■ **What you will do**: Rewrite the rows below so that "window regulator" becomes "window lifter" wherever it occurs, and keep every other part of them unchanged.
# start of Listed entries
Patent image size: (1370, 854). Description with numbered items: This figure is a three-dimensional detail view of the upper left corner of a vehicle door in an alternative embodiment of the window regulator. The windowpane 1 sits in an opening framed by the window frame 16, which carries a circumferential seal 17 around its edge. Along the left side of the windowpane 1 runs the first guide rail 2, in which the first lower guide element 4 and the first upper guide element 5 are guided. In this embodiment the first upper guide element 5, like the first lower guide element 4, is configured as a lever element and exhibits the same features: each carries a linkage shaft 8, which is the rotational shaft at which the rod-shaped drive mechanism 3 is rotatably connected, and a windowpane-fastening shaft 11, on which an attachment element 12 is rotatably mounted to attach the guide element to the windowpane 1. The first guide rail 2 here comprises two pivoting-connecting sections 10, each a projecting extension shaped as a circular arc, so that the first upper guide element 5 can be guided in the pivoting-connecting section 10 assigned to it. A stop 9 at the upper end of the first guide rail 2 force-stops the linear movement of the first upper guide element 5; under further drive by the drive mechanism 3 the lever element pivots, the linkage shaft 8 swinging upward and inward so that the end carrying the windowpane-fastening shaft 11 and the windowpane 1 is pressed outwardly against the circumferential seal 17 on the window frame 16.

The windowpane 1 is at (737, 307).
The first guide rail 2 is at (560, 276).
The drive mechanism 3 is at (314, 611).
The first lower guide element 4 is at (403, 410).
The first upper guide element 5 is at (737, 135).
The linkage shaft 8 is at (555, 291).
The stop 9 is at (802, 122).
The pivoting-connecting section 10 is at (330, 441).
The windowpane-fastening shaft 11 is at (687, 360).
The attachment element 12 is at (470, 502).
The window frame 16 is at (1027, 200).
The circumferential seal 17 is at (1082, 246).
# end of Listed entries
■ **The response**:
Patent image size: (1370, 854). Description with numbered items: This figure is a three-dimensional detail view of the upper left corner of a vehicle door in an alternative embodiment of the window lifter. The windowpane 1 sits in an opening framed by the window frame 16, which carries a circumferential seal 17 around its edge. Along the left side of the windowpane 1 runs the first guide rail 2, in which the first lower guide element 4 and the first upper guide element 5 are guided. In this embodiment the first upper guide element 5, like the first lower guide element 4, is configured as a lever element and exhibits the same features: each carries a linkage shaft 8, which is the rotational shaft at which the rod-shaped drive mechanism 3 is rotatably connected, and a windowpane-fastening shaft 11, on which an attachment element 12 is rotatably mounted to attach the guide element to the windowpane 1. The first guide rail 2 here comprises two pivoting-connecting sections 10, each a projecting extension shaped as a circular arc, so that the first upper guide element 5 can be guided in the pivoting-connecting section 10 assigned to it. A stop 9 at the upper end of the first guide rail 2 force-stops the linear movement of the first upper guide element 5; under further drive by the drive mechanism 3 the lever element pivots, the linkage shaft 8 swinging upward and inward so that the end carrying the windowpane-fastening shaft 11 and the windowpane 1 is pressed outwardly against the circumferential seal 17 on the window frame 16.

The windowpane 1 is at (737, 307).
The first guide rail 2 is at (560, 276).
The drive mechanism 3 is at (314, 611).
The first lower guide element 4 is at (403, 410).
The first upper guide element 5 is at (737, 135).
The linkage shaft 8 is at (555, 291).
The stop 9 is at (802, 122).
The pivoting-connecting section 10 is at (330, 441).
The windowpane-fastening shaft 11 is at (687, 360).
The attachment element 12 is at (470, 502).
The window frame 16 is at (1027, 200).
The circumferential seal 17 is at (1082, 246).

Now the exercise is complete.